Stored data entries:
· · · · · · ·

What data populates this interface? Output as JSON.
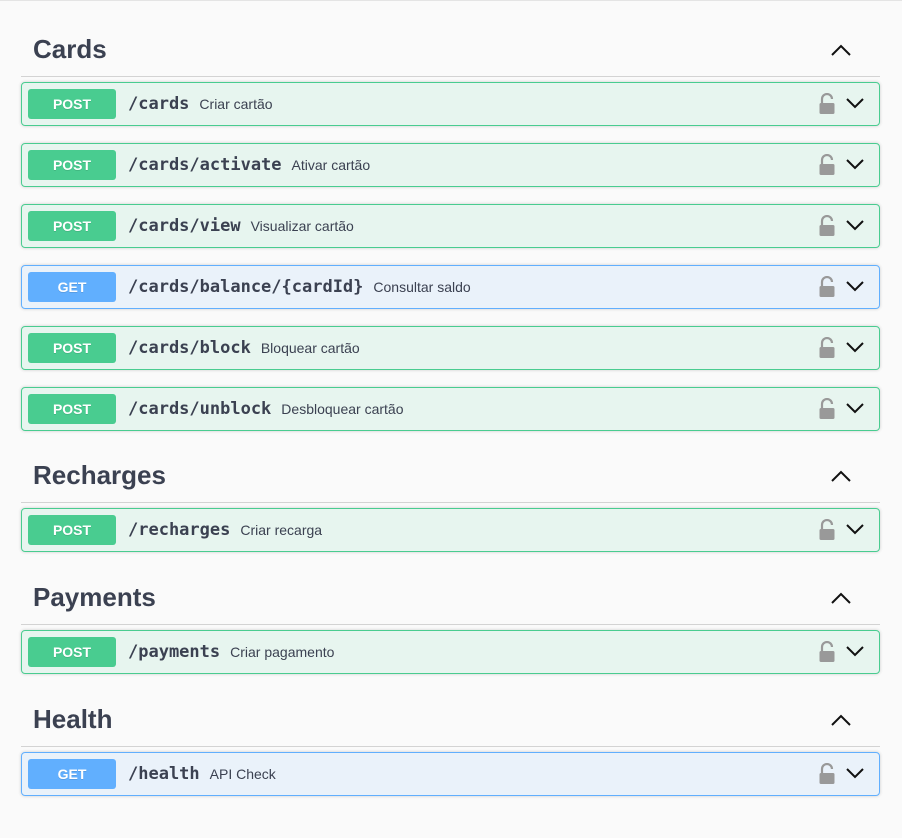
{
  "sections": [
    {
      "title": "Cards",
      "operations": [
        {
          "method": "POST",
          "path": "/cards",
          "summary": "Criar cartão"
        },
        {
          "method": "POST",
          "path": "/cards/activate",
          "summary": "Ativar cartão"
        },
        {
          "method": "POST",
          "path": "/cards/view",
          "summary": "Visualizar cartão"
        },
        {
          "method": "GET",
          "path": "/cards/balance/{cardId}",
          "summary": "Consultar saldo"
        },
        {
          "method": "POST",
          "path": "/cards/block",
          "summary": "Bloquear cartão"
        },
        {
          "method": "POST",
          "path": "/cards/unblock",
          "summary": "Desbloquear cartão"
        }
      ]
    },
    {
      "title": "Recharges",
      "operations": [
        {
          "method": "POST",
          "path": "/recharges",
          "summary": "Criar recarga"
        }
      ]
    },
    {
      "title": "Payments",
      "operations": [
        {
          "method": "POST",
          "path": "/payments",
          "summary": "Criar pagamento"
        }
      ]
    },
    {
      "title": "Health",
      "operations": [
        {
          "method": "GET",
          "path": "/health",
          "summary": "API Check"
        }
      ]
    }
  ],
  "colors": {
    "post": "#49cc90",
    "get": "#61affe",
    "text": "#3b4151"
  },
  "icons": {
    "section_toggle": "chevron-up-icon",
    "lock": "lock-icon",
    "expand": "chevron-down-icon"
  }
}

· · · · · · ·

WORK REQUIRED: Repeat every record above exactly, but leave out any pictures.

TASK RESPONSE:
What data populates this interface? Output as JSON.
{
  "sections": [
    {
      "title": "Cards",
      "operations": [
        {
          "method": "POST",
          "path": "/cards",
          "summary": "Criar cartão"
        },
        {
          "method": "POST",
          "path": "/cards/activate",
          "summary": "Ativar cartão"
        },
        {
          "method": "POST",
          "path": "/cards/view",
          "summary": "Visualizar cartão"
        },
        {
          "method": "GET",
          "path": "/cards/balance/{cardId}",
          "summary": "Consultar saldo"
        },
        {
          "method": "POST",
          "path": "/cards/block",
          "summary": "Bloquear cartão"
        },
        {
          "method": "POST",
          "path": "/cards/unblock",
          "summary": "Desbloquear cartão"
        }
      ]
    },
    {
      "title": "Recharges",
      "operations": [
        {
          "method": "POST",
          "path": "/recharges",
          "summary": "Criar recarga"
        }
      ]
    },
    {
      "title": "Payments",
      "operations": [
        {
          "method": "POST",
          "path": "/payments",
          "summary": "Criar pagamento"
        }
      ]
    },
    {
      "title": "Health",
      "operations": [
        {
          "method": "GET",
          "path": "/health",
          "summary": "API Check"
        }
      ]
    }
  ],
  "colors": {
    "post": "#49cc90",
    "get": "#61affe",
    "text": "#3b4151"
  },
  "icons": {
    "section_toggle": "chevron-up-icon",
    "lock": "lock-icon",
    "expand": "chevron-down-icon"
  }
}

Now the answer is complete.